REQUEST: Nothing may be dropped or altered: reproduce all the data.

============

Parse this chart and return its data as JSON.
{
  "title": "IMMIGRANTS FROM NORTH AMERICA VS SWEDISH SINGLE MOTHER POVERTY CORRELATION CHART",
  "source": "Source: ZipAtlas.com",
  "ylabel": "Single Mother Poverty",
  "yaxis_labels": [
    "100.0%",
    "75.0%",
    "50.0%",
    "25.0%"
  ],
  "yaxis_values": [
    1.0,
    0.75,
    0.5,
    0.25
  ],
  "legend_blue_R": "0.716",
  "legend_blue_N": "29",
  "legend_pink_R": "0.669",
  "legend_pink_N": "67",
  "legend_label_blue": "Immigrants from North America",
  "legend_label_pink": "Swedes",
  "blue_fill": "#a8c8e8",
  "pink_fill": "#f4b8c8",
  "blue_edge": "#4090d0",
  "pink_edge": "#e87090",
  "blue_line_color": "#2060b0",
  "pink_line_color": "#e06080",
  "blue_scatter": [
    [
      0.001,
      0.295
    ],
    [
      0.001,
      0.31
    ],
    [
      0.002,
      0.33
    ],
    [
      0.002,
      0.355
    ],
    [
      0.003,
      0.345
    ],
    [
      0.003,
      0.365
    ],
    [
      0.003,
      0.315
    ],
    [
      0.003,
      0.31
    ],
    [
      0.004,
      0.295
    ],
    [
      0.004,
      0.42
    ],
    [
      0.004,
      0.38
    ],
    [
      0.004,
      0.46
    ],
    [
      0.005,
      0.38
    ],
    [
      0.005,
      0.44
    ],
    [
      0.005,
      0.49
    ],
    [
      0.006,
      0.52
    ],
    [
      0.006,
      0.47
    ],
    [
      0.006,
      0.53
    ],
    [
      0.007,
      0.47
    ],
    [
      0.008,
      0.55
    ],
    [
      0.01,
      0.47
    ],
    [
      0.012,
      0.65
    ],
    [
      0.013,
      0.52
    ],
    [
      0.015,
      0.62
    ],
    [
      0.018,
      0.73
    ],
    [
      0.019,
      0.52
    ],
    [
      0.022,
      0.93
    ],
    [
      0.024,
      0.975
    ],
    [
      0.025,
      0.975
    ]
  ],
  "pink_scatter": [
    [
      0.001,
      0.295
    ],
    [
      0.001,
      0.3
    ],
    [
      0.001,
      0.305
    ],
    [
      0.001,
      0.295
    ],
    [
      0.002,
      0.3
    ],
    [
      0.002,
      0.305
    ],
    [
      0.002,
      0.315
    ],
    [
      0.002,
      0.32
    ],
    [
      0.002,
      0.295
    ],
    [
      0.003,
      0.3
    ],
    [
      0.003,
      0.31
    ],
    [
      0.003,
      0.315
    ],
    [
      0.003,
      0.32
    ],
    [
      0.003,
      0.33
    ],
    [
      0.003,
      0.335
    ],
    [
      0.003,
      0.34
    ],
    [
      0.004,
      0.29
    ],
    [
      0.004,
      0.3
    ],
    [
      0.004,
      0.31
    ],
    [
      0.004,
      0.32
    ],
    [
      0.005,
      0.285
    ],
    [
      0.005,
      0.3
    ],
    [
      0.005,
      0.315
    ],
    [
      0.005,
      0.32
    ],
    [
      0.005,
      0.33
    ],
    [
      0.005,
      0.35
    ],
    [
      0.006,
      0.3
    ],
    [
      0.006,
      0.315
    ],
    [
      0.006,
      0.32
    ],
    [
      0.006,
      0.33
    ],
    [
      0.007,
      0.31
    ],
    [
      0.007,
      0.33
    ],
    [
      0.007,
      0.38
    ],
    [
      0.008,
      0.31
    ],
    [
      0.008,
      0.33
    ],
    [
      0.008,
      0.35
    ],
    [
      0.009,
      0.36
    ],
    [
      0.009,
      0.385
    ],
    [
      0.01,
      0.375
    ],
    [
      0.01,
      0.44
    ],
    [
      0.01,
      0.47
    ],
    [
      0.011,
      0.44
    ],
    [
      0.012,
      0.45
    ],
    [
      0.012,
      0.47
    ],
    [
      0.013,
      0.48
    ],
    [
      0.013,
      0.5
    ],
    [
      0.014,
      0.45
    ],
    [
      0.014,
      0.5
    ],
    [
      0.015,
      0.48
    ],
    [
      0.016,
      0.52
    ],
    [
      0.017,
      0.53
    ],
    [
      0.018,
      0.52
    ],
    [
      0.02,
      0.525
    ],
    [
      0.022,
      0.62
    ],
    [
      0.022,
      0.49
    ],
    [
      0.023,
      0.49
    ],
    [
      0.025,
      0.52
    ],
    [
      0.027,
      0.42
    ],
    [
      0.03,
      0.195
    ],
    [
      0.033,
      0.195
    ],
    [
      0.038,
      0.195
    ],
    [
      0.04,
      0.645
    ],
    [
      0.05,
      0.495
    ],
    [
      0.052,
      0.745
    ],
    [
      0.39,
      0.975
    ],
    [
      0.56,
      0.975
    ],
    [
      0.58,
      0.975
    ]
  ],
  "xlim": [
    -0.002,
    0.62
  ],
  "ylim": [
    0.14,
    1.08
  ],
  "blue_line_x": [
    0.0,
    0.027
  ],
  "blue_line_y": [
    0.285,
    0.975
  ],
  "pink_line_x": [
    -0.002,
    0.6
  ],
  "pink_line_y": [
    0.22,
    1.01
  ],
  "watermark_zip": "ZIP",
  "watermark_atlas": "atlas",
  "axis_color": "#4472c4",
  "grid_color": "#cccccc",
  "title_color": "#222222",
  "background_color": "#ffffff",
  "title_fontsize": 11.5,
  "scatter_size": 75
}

============

WRITTEN REPLY:
Parse this chart and return its data as JSON.
{
  "title": "IMMIGRANTS FROM NORTH AMERICA VS SWEDISH SINGLE MOTHER POVERTY CORRELATION CHART",
  "source": "Source: ZipAtlas.com",
  "ylabel": "Single Mother Poverty",
  "yaxis_labels": [
    "100.0%",
    "75.0%",
    "50.0%",
    "25.0%"
  ],
  "yaxis_values": [
    1.0,
    0.75,
    0.5,
    0.25
  ],
  "legend_blue_R": "0.716",
  "legend_blue_N": "29",
  "legend_pink_R": "0.669",
  "legend_pink_N": "67",
  "legend_label_blue": "Immigrants from North America",
  "legend_label_pink": "Swedes",
  "blue_fill": "#a8c8e8",
  "pink_fill": "#f4b8c8",
  "blue_edge": "#4090d0",
  "pink_edge": "#e87090",
  "blue_line_color": "#2060b0",
  "pink_line_color": "#e06080",
  "blue_scatter": [
    [
      0.001,
      0.295
    ],
    [
      0.001,
      0.31
    ],
    [
      0.002,
      0.33
    ],
    [
      0.002,
      0.355
    ],
    [
      0.003,
      0.345
    ],
    [
      0.003,
      0.365
    ],
    [
      0.003,
      0.315
    ],
    [
      0.003,
      0.31
    ],
    [
      0.004,
      0.295
    ],
    [
      0.004,
      0.42
    ],
    [
      0.004,
      0.38
    ],
    [
      0.004,
      0.46
    ],
    [
      0.005,
      0.38
    ],
    [
      0.005,
      0.44
    ],
    [
      0.005,
      0.49
    ],
    [
      0.006,
      0.52
    ],
    [
      0.006,
      0.47
    ],
    [
      0.006,
      0.53
    ],
    [
      0.007,
      0.47
    ],
    [
      0.008,
      0.55
    ],
    [
      0.01,
      0.47
    ],
    [
      0.012,
      0.65
    ],
    [
      0.013,
      0.52
    ],
    [
      0.015,
      0.62
    ],
    [
      0.018,
      0.73
    ],
    [
      0.019,
      0.52
    ],
    [
      0.022,
      0.93
    ],
    [
      0.024,
      0.975
    ],
    [
      0.025,
      0.975
    ]
  ],
  "pink_scatter": [
    [
      0.001,
      0.295
    ],
    [
      0.001,
      0.3
    ],
    [
      0.001,
      0.305
    ],
    [
      0.001,
      0.295
    ],
    [
      0.002,
      0.3
    ],
    [
      0.002,
      0.305
    ],
    [
      0.002,
      0.315
    ],
    [
      0.002,
      0.32
    ],
    [
      0.002,
      0.295
    ],
    [
      0.003,
      0.3
    ],
    [
      0.003,
      0.31
    ],
    [
      0.003,
      0.315
    ],
    [
      0.003,
      0.32
    ],
    [
      0.003,
      0.33
    ],
    [
      0.003,
      0.335
    ],
    [
      0.003,
      0.34
    ],
    [
      0.004,
      0.29
    ],
    [
      0.004,
      0.3
    ],
    [
      0.004,
      0.31
    ],
    [
      0.004,
      0.32
    ],
    [
      0.005,
      0.285
    ],
    [
      0.005,
      0.3
    ],
    [
      0.005,
      0.315
    ],
    [
      0.005,
      0.32
    ],
    [
      0.005,
      0.33
    ],
    [
      0.005,
      0.35
    ],
    [
      0.006,
      0.3
    ],
    [
      0.006,
      0.315
    ],
    [
      0.006,
      0.32
    ],
    [
      0.006,
      0.33
    ],
    [
      0.007,
      0.31
    ],
    [
      0.007,
      0.33
    ],
    [
      0.007,
      0.38
    ],
    [
      0.008,
      0.31
    ],
    [
      0.008,
      0.33
    ],
    [
      0.008,
      0.35
    ],
    [
      0.009,
      0.36
    ],
    [
      0.009,
      0.385
    ],
    [
      0.01,
      0.375
    ],
    [
      0.01,
      0.44
    ],
    [
      0.01,
      0.47
    ],
    [
      0.011,
      0.44
    ],
    [
      0.012,
      0.45
    ],
    [
      0.012,
      0.47
    ],
    [
      0.013,
      0.48
    ],
    [
      0.013,
      0.5
    ],
    [
      0.014,
      0.45
    ],
    [
      0.014,
      0.5
    ],
    [
      0.015,
      0.48
    ],
    [
      0.016,
      0.52
    ],
    [
      0.017,
      0.53
    ],
    [
      0.018,
      0.52
    ],
    [
      0.02,
      0.525
    ],
    [
      0.022,
      0.62
    ],
    [
      0.022,
      0.49
    ],
    [
      0.023,
      0.49
    ],
    [
      0.025,
      0.52
    ],
    [
      0.027,
      0.42
    ],
    [
      0.03,
      0.195
    ],
    [
      0.033,
      0.195
    ],
    [
      0.038,
      0.195
    ],
    [
      0.04,
      0.645
    ],
    [
      0.05,
      0.495
    ],
    [
      0.052,
      0.745
    ],
    [
      0.39,
      0.975
    ],
    [
      0.56,
      0.975
    ],
    [
      0.58,
      0.975
    ]
  ],
  "xlim": [
    -0.002,
    0.62
  ],
  "ylim": [
    0.14,
    1.08
  ],
  "blue_line_x": [
    0.0,
    0.027
  ],
  "blue_line_y": [
    0.285,
    0.975
  ],
  "pink_line_x": [
    -0.002,
    0.6
  ],
  "pink_line_y": [
    0.22,
    1.01
  ],
  "watermark_zip": "ZIP",
  "watermark_atlas": "atlas",
  "axis_color": "#4472c4",
  "grid_color": "#cccccc",
  "title_color": "#222222",
  "background_color": "#ffffff",
  "title_fontsize": 11.5,
  "scatter_size": 75
}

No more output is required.